→ **Task description**
Repeat each record below exactly, dropping the pictures.
####################
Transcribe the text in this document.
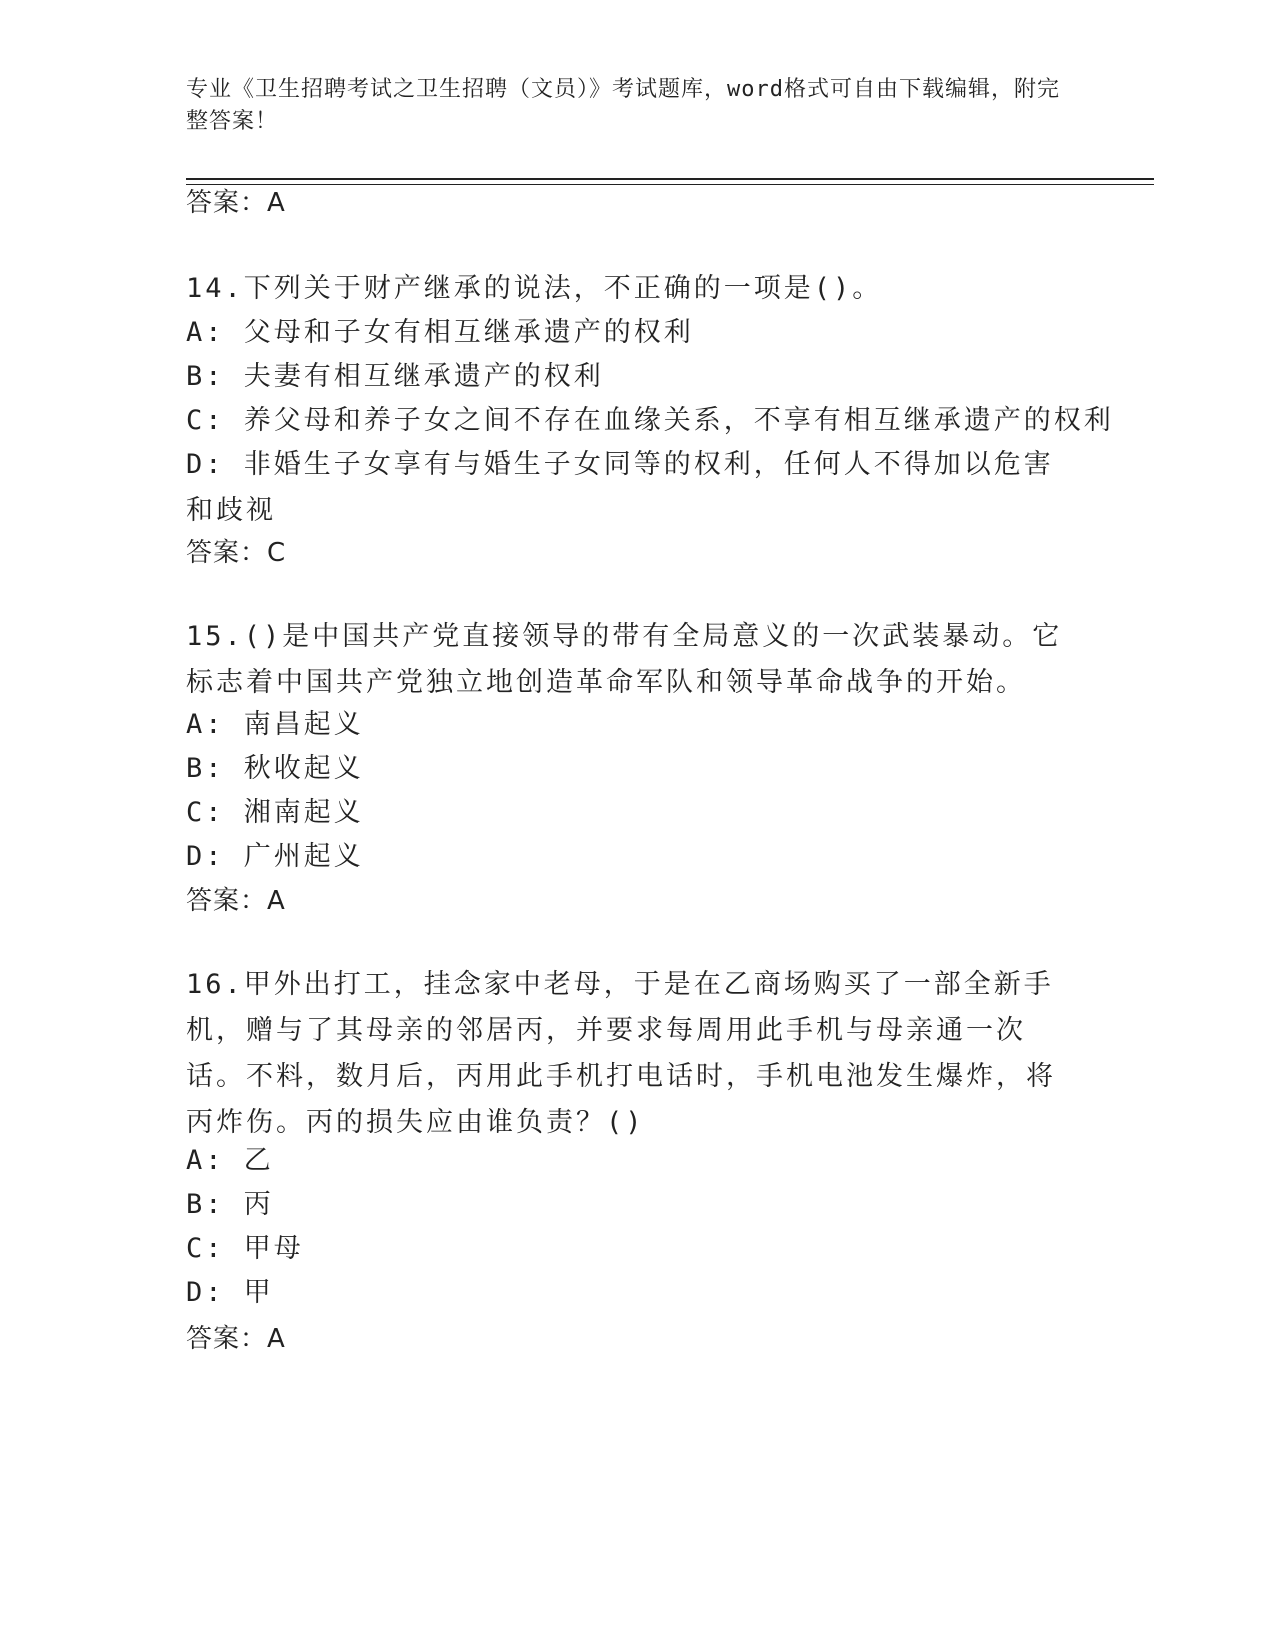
专业《卫生招聘考试之卫生招聘（文员）》考试题库，word格式可自由下载编辑，附完整答案！
答案：A
14.下列关于财产继承的说法，不正确的一项是()。
A: 父母和子女有相互继承遗产的权利
B: 夫妻有相互继承遗产的权利
C: 养父母和养子女之间不存在血缘关系，不享有相互继承遗产的权利
D: 非婚生子女享有与婚生子女同等的权利，任何人不得加以危害和歧视
答案：C
15.()是中国共产党直接领导的带有全局意义的一次武装暴动。它标志着中国共产党独立地创造革命军队和领导革命战争的开始。
A: 南昌起义
B: 秋收起义
C: 湘南起义
D: 广州起义
答案：A
16.甲外出打工，挂念家中老母，于是在乙商场购买了一部全新手机，赠与了其母亲的邻居丙，并要求每周用此手机与母亲通一次话。不料，数月后，丙用此手机打电话时，手机电池发生爆炸，将丙炸伤。丙的损失应由谁负责？()
A: 乙
B: 丙
C: 甲母
D: 甲
答案：A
####################
→ **Completed task**
Transcribe the text in this document.
专业《卫生招聘考试之卫生招聘（文员）》考试题库，word格式可自由下载编辑，附完整答案！
答案：A
14.下列关于财产继承的说法，不正确的一项是()。
A: 父母和子女有相互继承遗产的权利
B: 夫妻有相互继承遗产的权利
C: 养父母和养子女之间不存在血缘关系，不享有相互继承遗产的权利
D: 非婚生子女享有与婚生子女同等的权利，任何人不得加以危害和歧视
答案：C
15.()是中国共产党直接领导的带有全局意义的一次武装暴动。它标志着中国共产党独立地创造革命军队和领导革命战争的开始。
A: 南昌起义
B: 秋收起义
C: 湘南起义
D: 广州起义
答案：A
16.甲外出打工，挂念家中老母，于是在乙商场购买了一部全新手机，赠与了其母亲的邻居丙，并要求每周用此手机与母亲通一次话。不料，数月后，丙用此手机打电话时，手机电池发生爆炸，将丙炸伤。丙的损失应由谁负责？()
A: 乙
B: 丙
C: 甲母
D: 甲
答案：A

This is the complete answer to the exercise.